Data entries:
+ + + + +

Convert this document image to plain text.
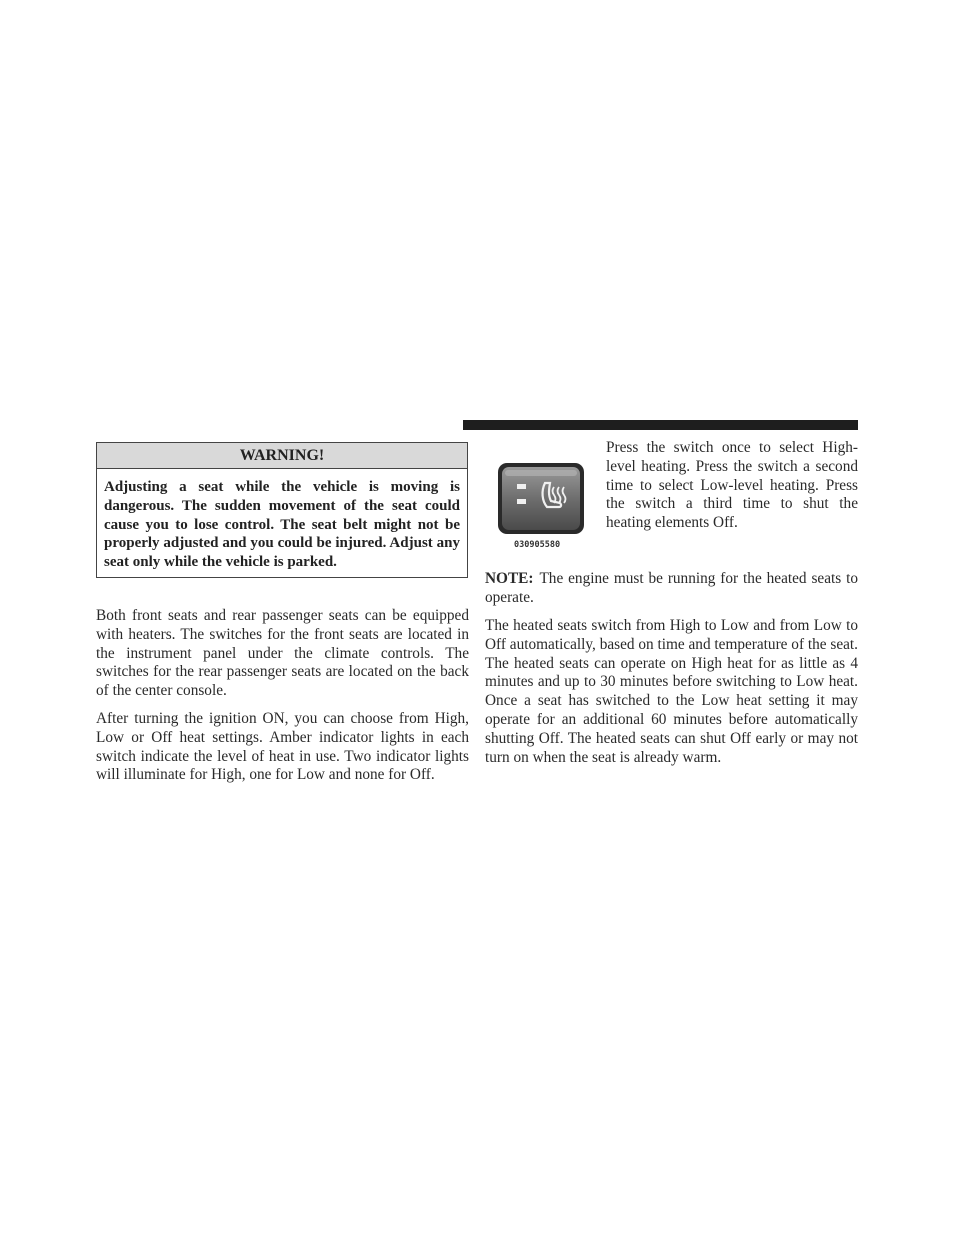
WARNING!
Adjusting a seat while the vehicle is moving is dangerous. The sudden movement of the seat could cause you to lose control. The seat belt might not be properly adjusted and you could be injured. Adjust any seat only while the vehicle is parked.

Both front seats and rear passenger seats can be equipped with heaters. The switches for the front seats are located in the instrument panel under the climate controls. The switches for the rear passenger seats are located on the back of the center console.

After turning the ignition ON, you can choose from High, Low or Off heat settings. Amber indicator lights in each switch indicate the level of heat in use. Two indicator lights will illuminate for High, one for Low and none for Off.

030905580

Press the switch once to select High-level heating. Press the switch a second time to select Low-level heating. Press the switch a third time to shut the heating elements Off.

NOTE: The engine must be running for the heated seats to operate.

The heated seats switch from High to Low and from Low to Off automatically, based on time and temperature of the seat. The heated seats can operate on High heat for as little as 4 minutes and up to 30 minutes before switching to Low heat. Once a seat has switched to the Low heat setting it may operate for an additional 60 minutes before automatically shutting Off. The heated seats can shut Off early or may not turn on when the seat is already warm.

+ + + + +

Exercise instructions: Find the word "operate" and list each line it appears in.

Completed exercise:
NOTE: The engine must be running for the heated seats to operate.
The heated seats switch from High to Low and from Low to Off automatically, based on time and temperature of the seat. The heated seats can operate on High heat for as little as 4 minutes and up to 30 minutes before switching to Low heat. Once a seat has switched to the Low heat setting it may operate for an additional 60 minutes before automatically shutting Off. The heated seats can shut Off early or may not turn on when the seat is already warm.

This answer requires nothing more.